Set down the line that contains "OCR this image." and every line after it to the end of the entries, exactly as they stand and nothing more.

Material provided.
↓↓↓
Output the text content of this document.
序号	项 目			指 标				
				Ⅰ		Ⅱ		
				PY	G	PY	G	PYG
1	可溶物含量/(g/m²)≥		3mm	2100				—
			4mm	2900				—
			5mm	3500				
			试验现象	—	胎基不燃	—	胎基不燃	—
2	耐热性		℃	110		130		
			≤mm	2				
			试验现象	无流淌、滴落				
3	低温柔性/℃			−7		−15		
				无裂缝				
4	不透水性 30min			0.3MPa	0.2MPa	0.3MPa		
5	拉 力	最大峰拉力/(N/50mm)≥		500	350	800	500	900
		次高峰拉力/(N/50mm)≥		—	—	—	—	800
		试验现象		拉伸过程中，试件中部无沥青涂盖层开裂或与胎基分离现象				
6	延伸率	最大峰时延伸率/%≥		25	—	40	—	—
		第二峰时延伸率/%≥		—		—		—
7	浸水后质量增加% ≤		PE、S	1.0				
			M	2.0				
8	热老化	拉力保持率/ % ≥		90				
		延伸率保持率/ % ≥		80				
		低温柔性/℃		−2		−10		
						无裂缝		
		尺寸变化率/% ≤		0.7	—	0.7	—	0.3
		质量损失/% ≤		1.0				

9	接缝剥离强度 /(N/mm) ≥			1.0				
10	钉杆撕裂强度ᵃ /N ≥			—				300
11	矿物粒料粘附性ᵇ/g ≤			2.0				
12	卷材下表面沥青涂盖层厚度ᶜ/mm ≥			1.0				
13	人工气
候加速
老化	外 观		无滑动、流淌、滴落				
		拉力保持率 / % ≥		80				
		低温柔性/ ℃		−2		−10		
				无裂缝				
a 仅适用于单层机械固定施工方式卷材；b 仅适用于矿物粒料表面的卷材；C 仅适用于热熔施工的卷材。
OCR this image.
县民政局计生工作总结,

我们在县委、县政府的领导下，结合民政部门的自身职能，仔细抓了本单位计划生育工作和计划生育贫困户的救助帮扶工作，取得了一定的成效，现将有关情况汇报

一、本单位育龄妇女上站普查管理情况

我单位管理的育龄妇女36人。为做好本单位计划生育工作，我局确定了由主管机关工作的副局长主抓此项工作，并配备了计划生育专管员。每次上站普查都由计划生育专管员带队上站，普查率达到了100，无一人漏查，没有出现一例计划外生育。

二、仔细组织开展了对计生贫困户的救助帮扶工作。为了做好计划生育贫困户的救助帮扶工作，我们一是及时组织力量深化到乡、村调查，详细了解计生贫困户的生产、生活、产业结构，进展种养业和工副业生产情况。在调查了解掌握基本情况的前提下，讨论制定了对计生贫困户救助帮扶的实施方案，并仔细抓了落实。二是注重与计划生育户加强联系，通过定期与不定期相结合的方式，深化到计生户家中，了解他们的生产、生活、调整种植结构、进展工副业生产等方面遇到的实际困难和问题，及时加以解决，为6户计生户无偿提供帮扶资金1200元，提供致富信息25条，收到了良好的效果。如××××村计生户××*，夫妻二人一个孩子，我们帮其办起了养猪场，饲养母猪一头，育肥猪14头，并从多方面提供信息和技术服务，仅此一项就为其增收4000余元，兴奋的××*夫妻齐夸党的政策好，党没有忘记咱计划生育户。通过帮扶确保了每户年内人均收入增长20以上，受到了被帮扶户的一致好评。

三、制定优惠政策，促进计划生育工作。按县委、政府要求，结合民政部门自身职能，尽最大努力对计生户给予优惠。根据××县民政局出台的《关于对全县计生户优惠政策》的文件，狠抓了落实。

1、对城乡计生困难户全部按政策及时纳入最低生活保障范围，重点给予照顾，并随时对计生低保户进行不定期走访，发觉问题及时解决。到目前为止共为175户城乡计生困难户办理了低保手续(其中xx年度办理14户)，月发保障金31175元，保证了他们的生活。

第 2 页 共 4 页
↑↑↑
Solution for this task.
OCR this image.
县民政局计生工作总结,

我们在县委、县政府的领导下，结合民政部门的自身职能，仔细抓了本单位计划生育工作和计划生育贫困户的救助帮扶工作，取得了一定的成效，现将有关情况汇报

一、本单位育龄妇女上站普查管理情况

我单位管理的育龄妇女36人。为做好本单位计划生育工作，我局确定了由主管机关工作的副局长主抓此项工作，并配备了计划生育专管员。每次上站普查都由计划生育专管员带队上站，普查率达到了100，无一人漏查，没有出现一例计划外生育。

二、仔细组织开展了对计生贫困户的救助帮扶工作。为了做好计划生育贫困户的救助帮扶工作，我们一是及时组织力量深化到乡、村调查，详细了解计生贫困户的生产、生活、产业结构，进展种养业和工副业生产情况。在调查了解掌握基本情况的前提下，讨论制定了对计生贫困户救助帮扶的实施方案，并仔细抓了落实。二是注重与计划生育户加强联系，通过定期与不定期相结合的方式，深化到计生户家中，了解他们的生产、生活、调整种植结构、进展工副业生产等方面遇到的实际困难和问题，及时加以解决，为6户计生户无偿提供帮扶资金1200元，提供致富信息25条，收到了良好的效果。如××××村计生户××*，夫妻二人一个孩子，我们帮其办起了养猪场，饲养母猪一头，育肥猪14头，并从多方面提供信息和技术服务，仅此一项就为其增收4000余元，兴奋的××*夫妻齐夸党的政策好，党没有忘记咱计划生育户。通过帮扶确保了每户年内人均收入增长20以上，受到了被帮扶户的一致好评。

三、制定优惠政策，促进计划生育工作。按县委、政府要求，结合民政部门自身职能，尽最大努力对计生户给予优惠。根据××县民政局出台的《关于对全县计生户优惠政策》的文件，狠抓了落实。

1、对城乡计生困难户全部按政策及时纳入最低生活保障范围，重点给予照顾，并随时对计生低保户进行不定期走访，发觉问题及时解决。到目前为止共为175户城乡计生困难户办理了低保手续(其中xx年度办理14户)，月发保障金31175元，保证了他们的生活。

第 2 页 共 4 页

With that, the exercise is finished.